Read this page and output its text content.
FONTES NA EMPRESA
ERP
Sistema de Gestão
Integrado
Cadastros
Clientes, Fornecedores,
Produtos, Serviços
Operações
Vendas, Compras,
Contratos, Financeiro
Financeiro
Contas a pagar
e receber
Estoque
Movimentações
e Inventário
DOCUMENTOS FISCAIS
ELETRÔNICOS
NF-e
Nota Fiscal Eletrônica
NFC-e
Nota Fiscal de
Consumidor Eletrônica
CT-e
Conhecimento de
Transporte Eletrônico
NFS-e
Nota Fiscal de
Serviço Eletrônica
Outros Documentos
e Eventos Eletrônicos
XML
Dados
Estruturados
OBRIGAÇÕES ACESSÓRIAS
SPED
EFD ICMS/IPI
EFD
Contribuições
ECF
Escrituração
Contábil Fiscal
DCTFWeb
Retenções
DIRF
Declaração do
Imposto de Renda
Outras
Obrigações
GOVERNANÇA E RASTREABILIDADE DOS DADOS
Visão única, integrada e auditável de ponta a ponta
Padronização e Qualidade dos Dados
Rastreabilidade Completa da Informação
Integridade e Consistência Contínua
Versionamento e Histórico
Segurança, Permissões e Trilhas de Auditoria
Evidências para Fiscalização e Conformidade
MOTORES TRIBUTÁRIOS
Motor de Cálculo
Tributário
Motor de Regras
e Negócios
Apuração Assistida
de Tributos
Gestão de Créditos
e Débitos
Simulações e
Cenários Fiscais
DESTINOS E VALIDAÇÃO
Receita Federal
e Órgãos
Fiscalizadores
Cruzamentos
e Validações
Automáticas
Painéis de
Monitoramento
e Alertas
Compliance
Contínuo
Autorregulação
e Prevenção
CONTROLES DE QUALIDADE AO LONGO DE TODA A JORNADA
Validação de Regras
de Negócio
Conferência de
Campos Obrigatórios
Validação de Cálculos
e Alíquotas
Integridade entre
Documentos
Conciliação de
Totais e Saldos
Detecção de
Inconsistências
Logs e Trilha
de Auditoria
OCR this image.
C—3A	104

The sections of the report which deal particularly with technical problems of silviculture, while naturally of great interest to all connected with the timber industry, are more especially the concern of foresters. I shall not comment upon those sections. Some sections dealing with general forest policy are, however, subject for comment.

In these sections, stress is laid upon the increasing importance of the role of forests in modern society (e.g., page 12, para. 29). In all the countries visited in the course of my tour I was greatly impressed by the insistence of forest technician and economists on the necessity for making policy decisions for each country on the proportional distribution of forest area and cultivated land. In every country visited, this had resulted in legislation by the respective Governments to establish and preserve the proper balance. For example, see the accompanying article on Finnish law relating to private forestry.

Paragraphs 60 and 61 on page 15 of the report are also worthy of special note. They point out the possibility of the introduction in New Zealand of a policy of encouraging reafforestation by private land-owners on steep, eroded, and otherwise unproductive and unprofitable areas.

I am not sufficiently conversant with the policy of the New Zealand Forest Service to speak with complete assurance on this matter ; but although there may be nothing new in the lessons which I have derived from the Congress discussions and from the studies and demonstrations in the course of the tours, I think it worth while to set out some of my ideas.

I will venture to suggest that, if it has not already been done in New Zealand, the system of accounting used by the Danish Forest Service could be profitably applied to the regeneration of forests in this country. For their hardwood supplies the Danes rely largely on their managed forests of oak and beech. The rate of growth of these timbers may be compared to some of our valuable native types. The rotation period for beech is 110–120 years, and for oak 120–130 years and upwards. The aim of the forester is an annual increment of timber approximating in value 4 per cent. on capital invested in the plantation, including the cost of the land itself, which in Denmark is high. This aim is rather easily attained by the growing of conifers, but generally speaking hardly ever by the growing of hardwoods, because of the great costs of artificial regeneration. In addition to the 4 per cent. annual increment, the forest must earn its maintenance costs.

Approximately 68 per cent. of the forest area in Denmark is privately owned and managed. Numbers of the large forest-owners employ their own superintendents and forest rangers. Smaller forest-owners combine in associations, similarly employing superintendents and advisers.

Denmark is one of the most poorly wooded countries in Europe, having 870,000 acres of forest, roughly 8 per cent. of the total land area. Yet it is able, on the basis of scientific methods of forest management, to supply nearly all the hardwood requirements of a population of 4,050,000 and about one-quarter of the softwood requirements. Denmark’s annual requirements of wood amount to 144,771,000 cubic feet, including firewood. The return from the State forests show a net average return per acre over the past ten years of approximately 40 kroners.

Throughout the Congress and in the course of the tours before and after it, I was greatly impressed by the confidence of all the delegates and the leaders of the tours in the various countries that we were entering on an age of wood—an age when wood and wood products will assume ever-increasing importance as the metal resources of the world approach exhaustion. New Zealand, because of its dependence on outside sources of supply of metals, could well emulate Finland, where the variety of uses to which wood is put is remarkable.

-=-=-=-=-

Written instruction: Pick out each line in the material containing "Integridade".

Full output:
Integridade e Consistência Contínua
Integridade entre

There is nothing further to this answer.